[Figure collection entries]
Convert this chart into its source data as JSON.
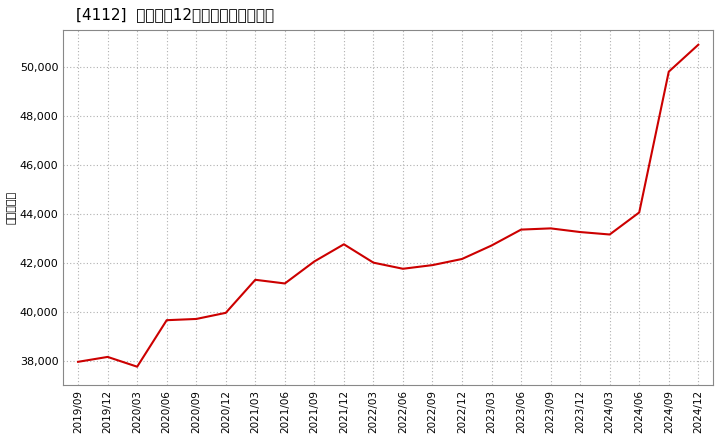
{
  "title": "[4112]  売上高の12か月移動合計の推移",
  "ylabel": "（百万円）",
  "line_color": "#cc0000",
  "background_color": "#ffffff",
  "plot_bg_color": "#ffffff",
  "grid_color": "#b0b0b0",
  "ylim": [
    37000,
    51500
  ],
  "yticks": [
    38000,
    40000,
    42000,
    44000,
    46000,
    48000,
    50000
  ],
  "dates": [
    "2019/09",
    "2019/12",
    "2020/03",
    "2020/06",
    "2020/09",
    "2020/12",
    "2021/03",
    "2021/06",
    "2021/09",
    "2021/12",
    "2022/03",
    "2022/06",
    "2022/09",
    "2022/12",
    "2023/03",
    "2023/06",
    "2023/09",
    "2023/12",
    "2024/03",
    "2024/06",
    "2024/09",
    "2024/12"
  ],
  "values": [
    37950,
    38150,
    37750,
    39650,
    39700,
    39950,
    41300,
    41150,
    42050,
    42750,
    42000,
    41750,
    41900,
    42150,
    42700,
    43350,
    43400,
    43250,
    43150,
    44050,
    49800,
    50900
  ],
  "title_fontsize": 11,
  "ylabel_fontsize": 8,
  "tick_fontsize": 8,
  "xtick_fontsize": 7.5,
  "line_width": 1.5
}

§ EXERCISE INSTRUCTIONS: Quote the data above in full, leaving out the pictures it holds.

§ COMPLETED EXERCISE:
Convert this chart into its source data as JSON.
{
  "title": "[4112]  売上高の12か月移動合計の推移",
  "ylabel": "（百万円）",
  "line_color": "#cc0000",
  "background_color": "#ffffff",
  "plot_bg_color": "#ffffff",
  "grid_color": "#b0b0b0",
  "ylim": [
    37000,
    51500
  ],
  "yticks": [
    38000,
    40000,
    42000,
    44000,
    46000,
    48000,
    50000
  ],
  "dates": [
    "2019/09",
    "2019/12",
    "2020/03",
    "2020/06",
    "2020/09",
    "2020/12",
    "2021/03",
    "2021/06",
    "2021/09",
    "2021/12",
    "2022/03",
    "2022/06",
    "2022/09",
    "2022/12",
    "2023/03",
    "2023/06",
    "2023/09",
    "2023/12",
    "2024/03",
    "2024/06",
    "2024/09",
    "2024/12"
  ],
  "values": [
    37950,
    38150,
    37750,
    39650,
    39700,
    39950,
    41300,
    41150,
    42050,
    42750,
    42000,
    41750,
    41900,
    42150,
    42700,
    43350,
    43400,
    43250,
    43150,
    44050,
    49800,
    50900
  ],
  "title_fontsize": 11,
  "ylabel_fontsize": 8,
  "tick_fontsize": 8,
  "xtick_fontsize": 7.5,
  "line_width": 1.5
}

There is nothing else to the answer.